[Stored entries]
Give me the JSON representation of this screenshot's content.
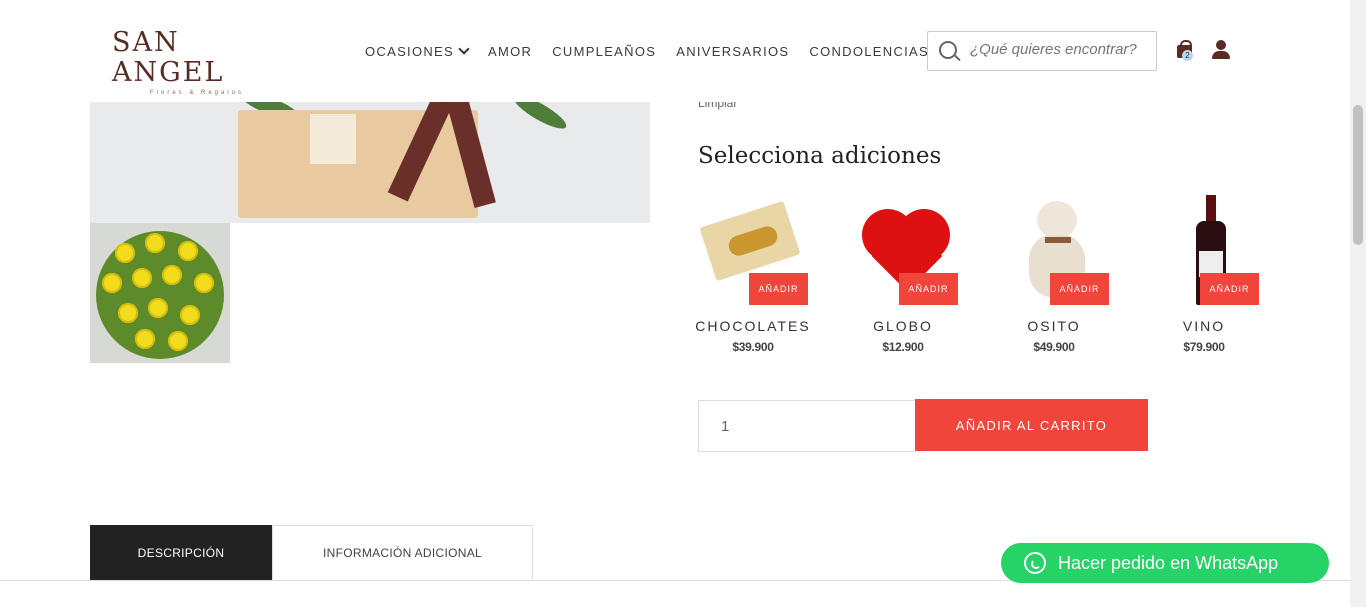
{
  "header": {
    "logo": {
      "main": "SAN ANGEL",
      "sub": "Flores & Regalos"
    },
    "nav": [
      {
        "label": "OCASIONES",
        "has_dropdown": true
      },
      {
        "label": "AMOR"
      },
      {
        "label": "CUMPLEAÑOS"
      },
      {
        "label": "ANIVERSARIOS"
      },
      {
        "label": "CONDOLENCIAS"
      }
    ],
    "search": {
      "placeholder": "¿Qué quieres encontrar?"
    },
    "cart": {
      "count": "2",
      "icon": "shopping-bag-icon"
    },
    "account": {
      "icon": "user-icon"
    }
  },
  "product": {
    "clear_label": "Limpiar",
    "addons_title": "Selecciona adiciones",
    "addons": [
      {
        "name": "CHOCOLATES",
        "price": "$39.900",
        "button": "AÑADIR"
      },
      {
        "name": "GLOBO",
        "price": "$12.900",
        "button": "AÑADIR"
      },
      {
        "name": "OSITO",
        "price": "$49.900",
        "button": "AÑADIR"
      },
      {
        "name": "VINO",
        "price": "$79.900",
        "button": "AÑADIR"
      }
    ],
    "quantity": "1",
    "add_to_cart": "AÑADIR AL CARRITO"
  },
  "tabs": [
    {
      "label": "DESCRIPCIÓN",
      "active": true
    },
    {
      "label": "INFORMACIÓN ADICIONAL",
      "active": false
    }
  ],
  "whatsapp": {
    "label": "Hacer pedido en WhatsApp",
    "color": "#26d366"
  },
  "colors": {
    "accent": "#f0453b",
    "brand": "#5a2a24",
    "tab_active": "#222222"
  }
}
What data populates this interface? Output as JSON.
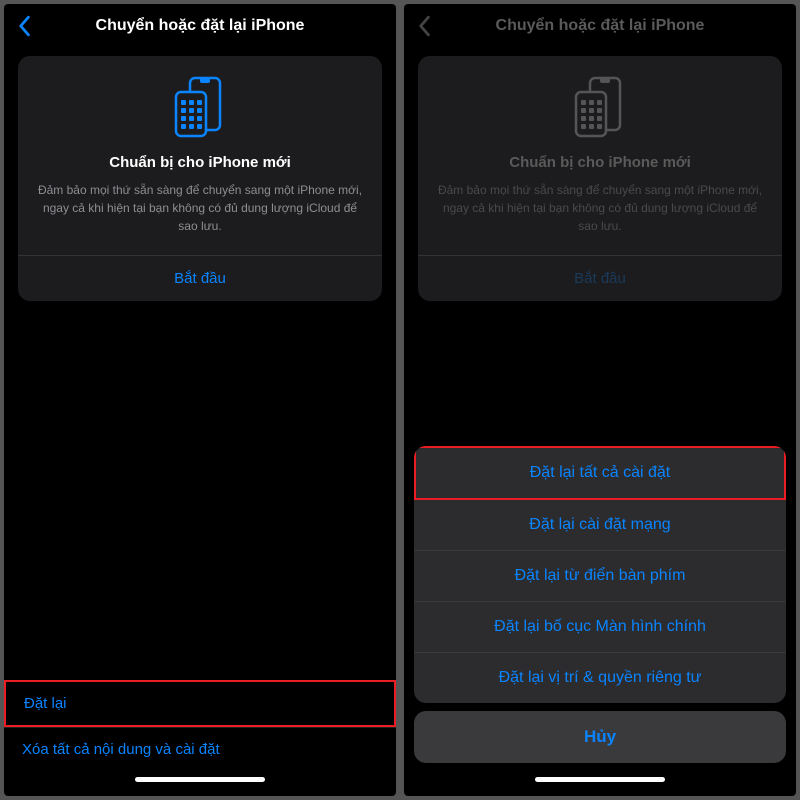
{
  "screen1": {
    "header": {
      "title": "Chuyển hoặc đặt lại iPhone",
      "back_color": "#0a84ff"
    },
    "card": {
      "title": "Chuẩn bị cho iPhone mới",
      "description": "Đảm bảo mọi thứ sẵn sàng để chuyển sang một iPhone mới, ngay cả khi hiện tại bạn không có đủ dung lượng iCloud để sao lưu.",
      "action": "Bắt đầu",
      "icon_color": "#0a84ff"
    },
    "bottom": {
      "reset": "Đặt lại",
      "erase": "Xóa tất cả nội dung và cài đặt"
    }
  },
  "screen2": {
    "header": {
      "title": "Chuyển hoặc đặt lại iPhone",
      "back_color": "#444"
    },
    "card": {
      "title": "Chuẩn bị cho iPhone mới",
      "description": "Đảm bảo mọi thứ sẵn sàng để chuyển sang một iPhone mới, ngay cả khi hiện tại bạn không có đủ dung lượng iCloud để sao lưu.",
      "action": "Bắt đầu",
      "icon_color": "#555"
    },
    "sheet": {
      "options": [
        "Đặt lại tất cả cài đặt",
        "Đặt lại cài đặt mạng",
        "Đặt lại từ điển bàn phím",
        "Đặt lại bố cục Màn hình chính",
        "Đặt lại vị trí & quyền riêng tư"
      ],
      "cancel": "Hủy"
    }
  }
}
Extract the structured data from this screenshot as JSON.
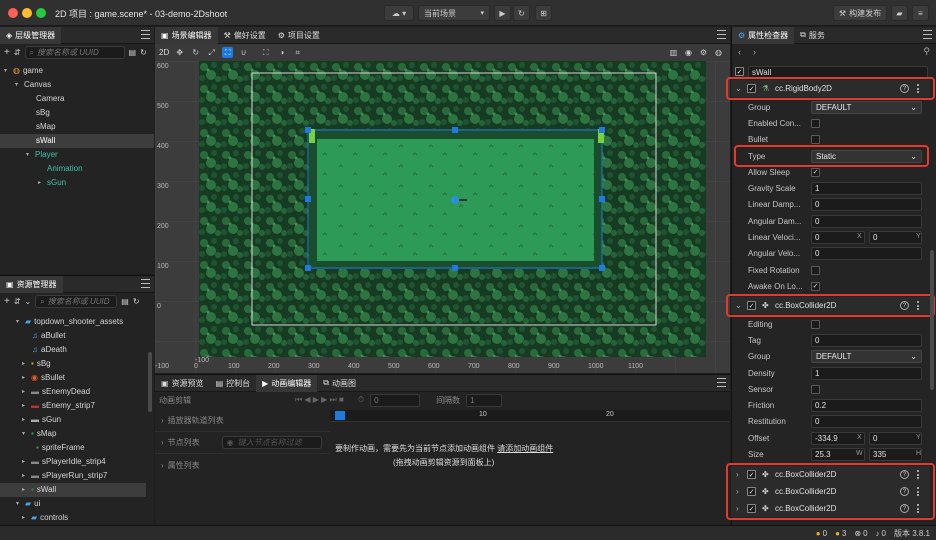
{
  "window": {
    "title": "2D 项目 : game.scene* - 03-demo-2Dshoot",
    "scene_select": "当前场景",
    "build_button": "构建发布"
  },
  "hierarchy": {
    "title": "层级管理器",
    "search_placeholder": "搜索名称或 UUID",
    "nodes": [
      "game",
      "Canvas",
      "Camera",
      "sBg",
      "sMap",
      "sWall",
      "Player",
      "Animation",
      "sGun"
    ],
    "selected": "sWall"
  },
  "assets": {
    "title": "资源管理器",
    "search_placeholder": "搜索名称或 UUID",
    "items": [
      "topdown_shooter_assets",
      "aBullet",
      "aDeath",
      "sBg",
      "sBullet",
      "sEnemyDead",
      "sEnemy_strip7",
      "sGun",
      "sMap",
      "spriteFrame",
      "sPlayerIdle_strip4",
      "sPlayerRun_strip7",
      "sWall",
      "ui",
      "controls"
    ]
  },
  "scene": {
    "tabs": [
      "场景编辑器",
      "偏好设置",
      "项目设置"
    ],
    "mode": "2D",
    "y_ticks": [
      "600",
      "500",
      "400",
      "300",
      "200",
      "100",
      "0",
      "-100"
    ],
    "x_ticks": [
      "-100",
      "0",
      "100",
      "200",
      "300",
      "400",
      "500",
      "600",
      "700",
      "800",
      "900",
      "1000",
      "1100"
    ]
  },
  "bottom": {
    "tabs": [
      "资源预览",
      "控制台",
      "动画编辑器",
      "动画图"
    ],
    "clip_label": "动画剪辑",
    "time_value": "0",
    "interval_label": "间隔数",
    "interval_value": "1",
    "ruler_marks": [
      "0",
      "10",
      "20"
    ],
    "sections": [
      "插放器轨道列表",
      "节点列表",
      "属性列表"
    ],
    "filter_placeholder": "键入节点名称过滤",
    "message_line1_prefix": "要制作动画，需要先为当前节点添加动画组件",
    "message_link": "请添加动画组件",
    "message_line2": "(拖拽动画剪辑资源到面板上)"
  },
  "inspector": {
    "tabs": [
      "属性检查器",
      "服务"
    ],
    "node_name": "sWall",
    "rigidbody": {
      "title": "cc.RigidBody2D",
      "group_label": "Group",
      "group_value": "DEFAULT",
      "enabled_contact_label": "Enabled Con...",
      "bullet_label": "Bullet",
      "type_label": "Type",
      "type_value": "Static",
      "allow_sleep_label": "Allow Sleep",
      "gravity_label": "Gravity Scale",
      "gravity_value": "1",
      "linear_damp_label": "Linear Damp...",
      "linear_damp_value": "0",
      "angular_damp_label": "Angular Dam...",
      "angular_damp_value": "0",
      "linear_vel_label": "Linear Veloci...",
      "linear_vel_x": "0",
      "linear_vel_y": "0",
      "angular_vel_label": "Angular Velo...",
      "angular_vel_value": "0",
      "fixed_rotation_label": "Fixed Rotation",
      "awake_label": "Awake On Lo..."
    },
    "box1": {
      "title": "cc.BoxCollider2D",
      "editing_label": "Editing",
      "tag_label": "Tag",
      "tag_value": "0",
      "group_label": "Group",
      "group_value": "DEFAULT",
      "density_label": "Density",
      "density_value": "1",
      "sensor_label": "Sensor",
      "friction_label": "Friction",
      "friction_value": "0.2",
      "restitution_label": "Restitution",
      "restitution_value": "0",
      "offset_label": "Offset",
      "offset_x": "-334.9",
      "offset_y": "0",
      "size_label": "Size",
      "size_w": "25.3",
      "size_h": "335"
    },
    "extra_components": [
      "cc.BoxCollider2D",
      "cc.BoxCollider2D",
      "cc.BoxCollider2D"
    ],
    "axis_x": "X",
    "axis_y": "Y",
    "axis_w": "W",
    "axis_h": "H"
  },
  "statusbar": {
    "errors": "0",
    "warnings": "3",
    "failures": "0",
    "notices": "0",
    "version": "版本 3.8.1"
  },
  "colors": {
    "accent": "#1f7ae0",
    "highlight": "#e53a2b",
    "scene_grass": "#2f9b58"
  }
}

GIVEN EXERCISE:
Repeat the material above verbatim. Leave the pictures behind.

SOLUTION:
Give me the JSON representation of this screenshot's content.
{
  "header": {
    "logo": {
      "main": "SAN ANGEL",
      "sub": "Flores & Regalos"
    },
    "nav": [
      {
        "label": "OCASIONES",
        "has_dropdown": true
      },
      {
        "label": "AMOR"
      },
      {
        "label": "CUMPLEAÑOS"
      },
      {
        "label": "ANIVERSARIOS"
      },
      {
        "label": "CONDOLENCIAS"
      }
    ],
    "search": {
      "placeholder": "¿Qué quieres encontrar?"
    },
    "cart": {
      "count": "2",
      "icon": "shopping-bag-icon"
    },
    "account": {
      "icon": "user-icon"
    }
  },
  "product": {
    "clear_label": "Limpiar",
    "addons_title": "Selecciona adiciones",
    "addons": [
      {
        "name": "CHOCOLATES",
        "price": "$39.900",
        "button": "AÑADIR"
      },
      {
        "name": "GLOBO",
        "price": "$12.900",
        "button": "AÑADIR"
      },
      {
        "name": "OSITO",
        "price": "$49.900",
        "button": "AÑADIR"
      },
      {
        "name": "VINO",
        "price": "$79.900",
        "button": "AÑADIR"
      }
    ],
    "quantity": "1",
    "add_to_cart": "AÑADIR AL CARRITO"
  },
  "tabs": [
    {
      "label": "DESCRIPCIÓN",
      "active": true
    },
    {
      "label": "INFORMACIÓN ADICIONAL",
      "active": false
    }
  ],
  "whatsapp": {
    "label": "Hacer pedido en WhatsApp",
    "color": "#26d366"
  },
  "colors": {
    "accent": "#f0453b",
    "brand": "#5a2a24",
    "tab_active": "#222222"
  }
}
What data populates this interface? Output as JSON.
{
  "screen1": {
    "header": {
      "title": "Chuyển hoặc đặt lại iPhone",
      "back_color": "#0a84ff"
    },
    "card": {
      "title": "Chuẩn bị cho iPhone mới",
      "description": "Đảm bảo mọi thứ sẵn sàng để chuyển sang một iPhone mới, ngay cả khi hiện tại bạn không có đủ dung lượng iCloud để sao lưu.",
      "action": "Bắt đầu",
      "icon_color": "#0a84ff"
    },
    "bottom": {
      "reset": "Đặt lại",
      "erase": "Xóa tất cả nội dung và cài đặt"
    }
  },
  "screen2": {
    "header": {
      "title": "Chuyển hoặc đặt lại iPhone",
      "back_color": "#444"
    },
    "card": {
      "title": "Chuẩn bị cho iPhone mới",
      "description": "Đảm bảo mọi thứ sẵn sàng để chuyển sang một iPhone mới, ngay cả khi hiện tại bạn không có đủ dung lượng iCloud để sao lưu.",
      "action": "Bắt đầu",
      "icon_color": "#555"
    },
    "sheet": {
      "options": [
        "Đặt lại tất cả cài đặt",
        "Đặt lại cài đặt mạng",
        "Đặt lại từ điển bàn phím",
        "Đặt lại bố cục Màn hình chính",
        "Đặt lại vị trí & quyền riêng tư"
      ],
      "cancel": "Hủy"
    }
  }
}
Extract the structured data from this screenshot as JSON.
{
  "window": {
    "title": "2D 项目 : game.scene* - 03-demo-2Dshoot",
    "scene_select": "当前场景",
    "build_button": "构建发布"
  },
  "hierarchy": {
    "title": "层级管理器",
    "search_placeholder": "搜索名称或 UUID",
    "nodes": [
      "game",
      "Canvas",
      "Camera",
      "sBg",
      "sMap",
      "sWall",
      "Player",
      "Animation",
      "sGun"
    ],
    "selected": "sWall"
  },
  "assets": {
    "title": "资源管理器",
    "search_placeholder": "搜索名称或 UUID",
    "items": [
      "topdown_shooter_assets",
      "aBullet",
      "aDeath",
      "sBg",
      "sBullet",
      "sEnemyDead",
      "sEnemy_strip7",
      "sGun",
      "sMap",
      "spriteFrame",
      "sPlayerIdle_strip4",
      "sPlayerRun_strip7",
      "sWall",
      "ui",
      "controls"
    ]
  },
  "scene": {
    "tabs": [
      "场景编辑器",
      "偏好设置",
      "项目设置"
    ],
    "mode": "2D",
    "y_ticks": [
      "600",
      "500",
      "400",
      "300",
      "200",
      "100",
      "0",
      "-100"
    ],
    "x_ticks": [
      "-100",
      "0",
      "100",
      "200",
      "300",
      "400",
      "500",
      "600",
      "700",
      "800",
      "900",
      "1000",
      "1100"
    ]
  },
  "bottom": {
    "tabs": [
      "资源预览",
      "控制台",
      "动画编辑器",
      "动画图"
    ],
    "clip_label": "动画剪辑",
    "time_value": "0",
    "interval_label": "间隔数",
    "interval_value": "1",
    "ruler_marks": [
      "0",
      "10",
      "20"
    ],
    "sections": [
      "插放器轨道列表",
      "节点列表",
      "属性列表"
    ],
    "filter_placeholder": "键入节点名称过滤",
    "message_line1_prefix": "要制作动画，需要先为当前节点添加动画组件",
    "message_link": "请添加动画组件",
    "message_line2": "(拖拽动画剪辑资源到面板上)"
  },
  "inspector": {
    "tabs": [
      "属性检查器",
      "服务"
    ],
    "node_name": "sWall",
    "rigidbody": {
      "title": "cc.RigidBody2D",
      "group_label": "Group",
      "group_value": "DEFAULT",
      "enabled_contact_label": "Enabled Con...",
      "bullet_label": "Bullet",
      "type_label": "Type",
      "type_value": "Static",
      "allow_sleep_label": "Allow Sleep",
      "gravity_label": "Gravity Scale",
      "gravity_value": "1",
      "linear_damp_label": "Linear Damp...",
      "linear_damp_value": "0",
      "angular_damp_label": "Angular Dam...",
      "angular_damp_value": "0",
      "linear_vel_label": "Linear Veloci...",
      "linear_vel_x": "0",
      "linear_vel_y": "0",
      "angular_vel_label": "Angular Velo...",
      "angular_vel_value": "0",
      "fixed_rotation_label": "Fixed Rotation",
      "awake_label": "Awake On Lo..."
    },
    "box1": {
      "title": "cc.BoxCollider2D",
      "editing_label": "Editing",
      "tag_label": "Tag",
      "tag_value": "0",
      "group_label": "Group",
      "group_value": "DEFAULT",
      "density_label": "Density",
      "density_value": "1",
      "sensor_label": "Sensor",
      "friction_label": "Friction",
      "friction_value": "0.2",
      "restitution_label": "Restitution",
      "restitution_value": "0",
      "offset_label": "Offset",
      "offset_x": "-334.9",
      "offset_y": "0",
      "size_label": "Size",
      "size_w": "25.3",
      "size_h": "335"
    },
    "extra_components": [
      "cc.BoxCollider2D",
      "cc.BoxCollider2D",
      "cc.BoxCollider2D"
    ],
    "axis_x": "X",
    "axis_y": "Y",
    "axis_w": "W",
    "axis_h": "H"
  },
  "statusbar": {
    "errors": "0",
    "warnings": "3",
    "failures": "0",
    "notices": "0",
    "version": "版本 3.8.1"
  },
  "colors": {
    "accent": "#1f7ae0",
    "highlight": "#e53a2b",
    "scene_grass": "#2f9b58"
  }
}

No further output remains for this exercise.